Working data:

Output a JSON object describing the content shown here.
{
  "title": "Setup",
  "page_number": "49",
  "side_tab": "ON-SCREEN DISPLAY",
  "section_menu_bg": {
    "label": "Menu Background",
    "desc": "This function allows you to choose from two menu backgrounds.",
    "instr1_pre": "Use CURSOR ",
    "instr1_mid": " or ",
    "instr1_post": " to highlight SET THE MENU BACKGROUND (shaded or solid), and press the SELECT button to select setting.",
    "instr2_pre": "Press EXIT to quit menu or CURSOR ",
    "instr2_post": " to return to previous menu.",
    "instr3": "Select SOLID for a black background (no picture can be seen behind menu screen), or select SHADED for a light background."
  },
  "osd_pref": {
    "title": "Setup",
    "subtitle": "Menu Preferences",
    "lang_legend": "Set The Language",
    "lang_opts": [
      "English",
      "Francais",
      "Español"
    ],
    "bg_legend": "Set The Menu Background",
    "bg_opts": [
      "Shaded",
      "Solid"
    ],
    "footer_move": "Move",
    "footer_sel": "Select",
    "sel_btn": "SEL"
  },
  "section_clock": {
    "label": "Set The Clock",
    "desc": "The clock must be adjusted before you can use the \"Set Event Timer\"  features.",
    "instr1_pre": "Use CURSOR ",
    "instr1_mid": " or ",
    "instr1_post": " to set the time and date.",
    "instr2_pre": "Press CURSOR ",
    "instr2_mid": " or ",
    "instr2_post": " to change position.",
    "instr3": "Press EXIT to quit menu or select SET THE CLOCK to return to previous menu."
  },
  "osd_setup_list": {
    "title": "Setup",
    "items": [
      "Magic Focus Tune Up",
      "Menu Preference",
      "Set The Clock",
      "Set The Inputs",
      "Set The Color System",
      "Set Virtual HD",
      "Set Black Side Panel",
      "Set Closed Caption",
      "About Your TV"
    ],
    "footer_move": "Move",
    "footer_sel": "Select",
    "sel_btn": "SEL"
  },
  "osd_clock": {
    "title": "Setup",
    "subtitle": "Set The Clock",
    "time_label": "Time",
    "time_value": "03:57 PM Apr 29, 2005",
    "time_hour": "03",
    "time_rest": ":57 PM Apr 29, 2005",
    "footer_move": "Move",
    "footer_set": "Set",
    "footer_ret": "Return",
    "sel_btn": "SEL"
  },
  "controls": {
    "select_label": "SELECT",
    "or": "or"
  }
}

Aim: Reproduce the entries above exactly.

Response:
Output a JSON object describing the content shown here.
{
  "title": "Setup",
  "page_number": "49",
  "side_tab": "ON-SCREEN DISPLAY",
  "section_menu_bg": {
    "label": "Menu Background",
    "desc": "This function allows you to choose from two menu backgrounds.",
    "instr1_pre": "Use CURSOR ",
    "instr1_mid": " or ",
    "instr1_post": " to highlight SET THE MENU BACKGROUND (shaded or solid), and press the SELECT button to select setting.",
    "instr2_pre": "Press EXIT to quit menu or CURSOR ",
    "instr2_post": " to return to previous menu.",
    "instr3": "Select SOLID for a black background (no picture can be seen behind menu screen), or select SHADED for a light background."
  },
  "osd_pref": {
    "title": "Setup",
    "subtitle": "Menu Preferences",
    "lang_legend": "Set The Language",
    "lang_opts": [
      "English",
      "Francais",
      "Español"
    ],
    "bg_legend": "Set The Menu Background",
    "bg_opts": [
      "Shaded",
      "Solid"
    ],
    "footer_move": "Move",
    "footer_sel": "Select",
    "sel_btn": "SEL"
  },
  "section_clock": {
    "label": "Set The Clock",
    "desc": "The clock must be adjusted before you can use the \"Set Event Timer\"  features.",
    "instr1_pre": "Use CURSOR ",
    "instr1_mid": " or ",
    "instr1_post": " to set the time and date.",
    "instr2_pre": "Press CURSOR ",
    "instr2_mid": " or ",
    "instr2_post": " to change position.",
    "instr3": "Press EXIT to quit menu or select SET THE CLOCK to return to previous menu."
  },
  "osd_setup_list": {
    "title": "Setup",
    "items": [
      "Magic Focus Tune Up",
      "Menu Preference",
      "Set The Clock",
      "Set The Inputs",
      "Set The Color System",
      "Set Virtual HD",
      "Set Black Side Panel",
      "Set Closed Caption",
      "About Your TV"
    ],
    "footer_move": "Move",
    "footer_sel": "Select",
    "sel_btn": "SEL"
  },
  "osd_clock": {
    "title": "Setup",
    "subtitle": "Set The Clock",
    "time_label": "Time",
    "time_value": "03:57 PM Apr 29, 2005",
    "time_hour": "03",
    "time_rest": ":57 PM Apr 29, 2005",
    "footer_move": "Move",
    "footer_set": "Set",
    "footer_ret": "Return",
    "sel_btn": "SEL"
  },
  "controls": {
    "select_label": "SELECT",
    "or": "or"
  }
}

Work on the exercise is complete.